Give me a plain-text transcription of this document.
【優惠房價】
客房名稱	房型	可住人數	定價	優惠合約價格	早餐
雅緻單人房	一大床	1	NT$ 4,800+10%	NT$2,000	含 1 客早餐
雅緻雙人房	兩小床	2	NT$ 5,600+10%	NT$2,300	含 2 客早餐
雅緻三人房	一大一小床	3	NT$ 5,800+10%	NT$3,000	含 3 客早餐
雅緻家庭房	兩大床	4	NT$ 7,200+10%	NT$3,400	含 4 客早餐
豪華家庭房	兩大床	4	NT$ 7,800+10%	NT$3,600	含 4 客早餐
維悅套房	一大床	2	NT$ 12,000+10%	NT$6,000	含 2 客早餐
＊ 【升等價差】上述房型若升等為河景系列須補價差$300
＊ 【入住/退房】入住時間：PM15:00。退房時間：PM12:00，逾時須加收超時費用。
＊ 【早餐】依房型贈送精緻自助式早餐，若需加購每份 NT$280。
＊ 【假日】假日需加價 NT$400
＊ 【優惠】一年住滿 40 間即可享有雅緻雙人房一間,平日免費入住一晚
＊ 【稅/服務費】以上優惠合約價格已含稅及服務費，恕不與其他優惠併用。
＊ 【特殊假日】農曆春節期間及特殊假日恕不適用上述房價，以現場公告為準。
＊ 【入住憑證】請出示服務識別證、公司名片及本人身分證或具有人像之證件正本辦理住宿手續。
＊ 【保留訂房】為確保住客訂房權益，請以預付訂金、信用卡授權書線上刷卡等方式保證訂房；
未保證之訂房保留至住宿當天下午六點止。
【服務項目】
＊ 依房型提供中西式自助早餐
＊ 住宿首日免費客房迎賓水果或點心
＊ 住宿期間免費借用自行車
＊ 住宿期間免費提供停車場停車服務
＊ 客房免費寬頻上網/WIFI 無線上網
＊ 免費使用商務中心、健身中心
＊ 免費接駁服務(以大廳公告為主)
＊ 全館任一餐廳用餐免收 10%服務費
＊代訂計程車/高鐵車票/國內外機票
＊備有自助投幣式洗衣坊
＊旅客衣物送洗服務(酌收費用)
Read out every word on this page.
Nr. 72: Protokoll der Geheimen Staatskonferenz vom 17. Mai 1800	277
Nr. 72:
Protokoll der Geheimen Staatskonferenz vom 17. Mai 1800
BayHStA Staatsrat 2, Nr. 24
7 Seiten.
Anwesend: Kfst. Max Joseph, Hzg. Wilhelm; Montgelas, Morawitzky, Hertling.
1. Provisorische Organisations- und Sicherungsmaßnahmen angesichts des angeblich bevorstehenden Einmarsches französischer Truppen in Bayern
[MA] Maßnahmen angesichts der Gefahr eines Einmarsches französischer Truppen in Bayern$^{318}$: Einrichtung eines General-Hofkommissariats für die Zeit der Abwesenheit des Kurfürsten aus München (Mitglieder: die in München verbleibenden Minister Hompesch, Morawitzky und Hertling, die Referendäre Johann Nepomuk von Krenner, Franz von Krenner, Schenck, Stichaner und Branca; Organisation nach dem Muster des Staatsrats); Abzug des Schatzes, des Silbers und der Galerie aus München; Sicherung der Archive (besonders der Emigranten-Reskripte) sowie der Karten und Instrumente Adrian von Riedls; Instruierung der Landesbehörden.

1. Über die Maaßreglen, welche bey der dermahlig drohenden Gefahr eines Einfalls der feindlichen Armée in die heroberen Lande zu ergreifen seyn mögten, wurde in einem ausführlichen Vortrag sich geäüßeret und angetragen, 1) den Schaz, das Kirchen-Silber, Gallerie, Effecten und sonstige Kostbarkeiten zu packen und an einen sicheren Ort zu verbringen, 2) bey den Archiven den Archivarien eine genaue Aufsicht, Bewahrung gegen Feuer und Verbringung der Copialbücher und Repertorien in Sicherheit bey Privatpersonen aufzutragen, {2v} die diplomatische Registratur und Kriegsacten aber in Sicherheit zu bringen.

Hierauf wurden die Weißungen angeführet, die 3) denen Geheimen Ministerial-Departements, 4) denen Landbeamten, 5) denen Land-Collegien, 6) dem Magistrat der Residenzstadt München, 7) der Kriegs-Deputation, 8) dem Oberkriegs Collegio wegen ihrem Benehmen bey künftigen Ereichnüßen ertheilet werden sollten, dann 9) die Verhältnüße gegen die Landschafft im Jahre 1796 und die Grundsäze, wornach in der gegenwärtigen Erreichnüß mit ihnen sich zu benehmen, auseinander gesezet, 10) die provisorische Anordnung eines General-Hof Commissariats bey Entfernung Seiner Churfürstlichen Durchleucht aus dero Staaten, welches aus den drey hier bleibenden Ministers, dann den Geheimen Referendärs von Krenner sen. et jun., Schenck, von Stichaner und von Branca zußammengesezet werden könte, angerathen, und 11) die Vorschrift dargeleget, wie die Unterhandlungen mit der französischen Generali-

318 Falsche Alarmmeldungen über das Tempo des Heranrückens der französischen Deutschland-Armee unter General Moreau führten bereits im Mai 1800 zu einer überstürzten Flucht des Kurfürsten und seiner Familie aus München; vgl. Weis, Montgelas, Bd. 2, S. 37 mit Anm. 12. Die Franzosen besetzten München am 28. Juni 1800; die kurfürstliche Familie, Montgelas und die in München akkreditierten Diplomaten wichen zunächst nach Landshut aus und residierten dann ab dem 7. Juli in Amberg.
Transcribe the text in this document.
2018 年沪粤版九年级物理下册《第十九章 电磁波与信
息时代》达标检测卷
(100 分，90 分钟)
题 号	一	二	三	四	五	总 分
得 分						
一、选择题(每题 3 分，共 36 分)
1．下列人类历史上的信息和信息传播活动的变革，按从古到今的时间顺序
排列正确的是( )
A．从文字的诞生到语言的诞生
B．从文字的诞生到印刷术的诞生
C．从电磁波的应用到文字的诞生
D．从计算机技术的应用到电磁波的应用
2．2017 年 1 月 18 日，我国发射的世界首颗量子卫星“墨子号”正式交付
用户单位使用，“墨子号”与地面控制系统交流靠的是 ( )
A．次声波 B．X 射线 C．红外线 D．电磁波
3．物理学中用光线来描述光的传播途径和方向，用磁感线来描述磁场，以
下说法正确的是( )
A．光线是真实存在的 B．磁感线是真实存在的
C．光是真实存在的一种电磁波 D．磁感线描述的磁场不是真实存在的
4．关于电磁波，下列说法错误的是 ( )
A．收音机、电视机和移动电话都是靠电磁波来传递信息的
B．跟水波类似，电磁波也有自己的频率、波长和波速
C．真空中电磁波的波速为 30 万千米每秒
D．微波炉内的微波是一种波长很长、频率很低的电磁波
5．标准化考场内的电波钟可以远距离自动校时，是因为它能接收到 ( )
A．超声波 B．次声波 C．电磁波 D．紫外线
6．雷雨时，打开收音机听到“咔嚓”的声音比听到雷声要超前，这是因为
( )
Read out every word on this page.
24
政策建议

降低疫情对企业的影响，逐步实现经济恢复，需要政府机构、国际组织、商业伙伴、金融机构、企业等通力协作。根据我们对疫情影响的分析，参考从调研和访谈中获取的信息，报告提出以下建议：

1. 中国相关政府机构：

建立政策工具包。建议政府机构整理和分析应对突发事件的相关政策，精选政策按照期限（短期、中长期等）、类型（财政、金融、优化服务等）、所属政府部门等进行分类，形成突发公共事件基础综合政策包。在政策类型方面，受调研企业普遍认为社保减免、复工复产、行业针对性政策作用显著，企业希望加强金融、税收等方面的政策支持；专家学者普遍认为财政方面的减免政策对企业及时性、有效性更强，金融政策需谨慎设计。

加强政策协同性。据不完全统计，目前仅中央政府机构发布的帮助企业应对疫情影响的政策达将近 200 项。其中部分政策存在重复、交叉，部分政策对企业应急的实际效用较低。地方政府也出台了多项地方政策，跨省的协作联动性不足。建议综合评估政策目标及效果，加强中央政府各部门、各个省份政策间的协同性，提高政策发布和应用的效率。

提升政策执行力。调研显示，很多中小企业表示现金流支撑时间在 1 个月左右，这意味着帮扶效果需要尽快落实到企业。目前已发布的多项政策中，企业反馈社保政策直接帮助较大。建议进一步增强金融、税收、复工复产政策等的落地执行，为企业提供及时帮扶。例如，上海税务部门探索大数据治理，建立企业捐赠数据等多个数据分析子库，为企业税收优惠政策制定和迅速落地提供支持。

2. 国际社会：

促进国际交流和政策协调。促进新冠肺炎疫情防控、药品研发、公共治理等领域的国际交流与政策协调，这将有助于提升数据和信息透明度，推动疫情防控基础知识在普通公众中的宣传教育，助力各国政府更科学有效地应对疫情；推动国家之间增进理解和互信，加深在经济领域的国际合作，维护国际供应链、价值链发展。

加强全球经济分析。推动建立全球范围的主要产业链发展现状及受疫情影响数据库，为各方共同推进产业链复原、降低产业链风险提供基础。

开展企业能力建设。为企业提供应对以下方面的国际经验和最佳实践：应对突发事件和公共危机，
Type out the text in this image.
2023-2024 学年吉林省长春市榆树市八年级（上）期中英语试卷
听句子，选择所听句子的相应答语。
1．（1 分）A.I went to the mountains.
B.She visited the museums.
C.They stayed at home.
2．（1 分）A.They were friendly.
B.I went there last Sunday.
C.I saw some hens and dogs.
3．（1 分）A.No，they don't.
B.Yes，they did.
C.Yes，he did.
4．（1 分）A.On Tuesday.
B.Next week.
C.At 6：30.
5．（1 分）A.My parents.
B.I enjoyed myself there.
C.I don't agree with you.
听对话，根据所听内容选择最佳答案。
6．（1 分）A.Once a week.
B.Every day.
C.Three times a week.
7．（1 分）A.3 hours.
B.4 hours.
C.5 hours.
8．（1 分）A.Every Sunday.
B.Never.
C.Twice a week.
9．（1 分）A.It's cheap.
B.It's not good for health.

# Requirements:
Give again the lines from the line holding "Type out the text in this image." through the close of the listing, both included, exactly as written and with nothing else.

# The result:
Type out the text in this image.
2023-2024 学年吉林省长春市榆树市八年级（上）期中英语试卷
听句子，选择所听句子的相应答语。
1．（1 分）A.I went to the mountains.
B.She visited the museums.
C.They stayed at home.
2．（1 分）A.They were friendly.
B.I went there last Sunday.
C.I saw some hens and dogs.
3．（1 分）A.No，they don't.
B.Yes，they did.
C.Yes，he did.
4．（1 分）A.On Tuesday.
B.Next week.
C.At 6：30.
5．（1 分）A.My parents.
B.I enjoyed myself there.
C.I don't agree with you.
听对话，根据所听内容选择最佳答案。
6．（1 分）A.Once a week.
B.Every day.
C.Three times a week.
7．（1 分）A.3 hours.
B.4 hours.
C.5 hours.
8．（1 分）A.Every Sunday.
B.Never.
C.Twice a week.
9．（1 分）A.It's cheap.
B.It's not good for health.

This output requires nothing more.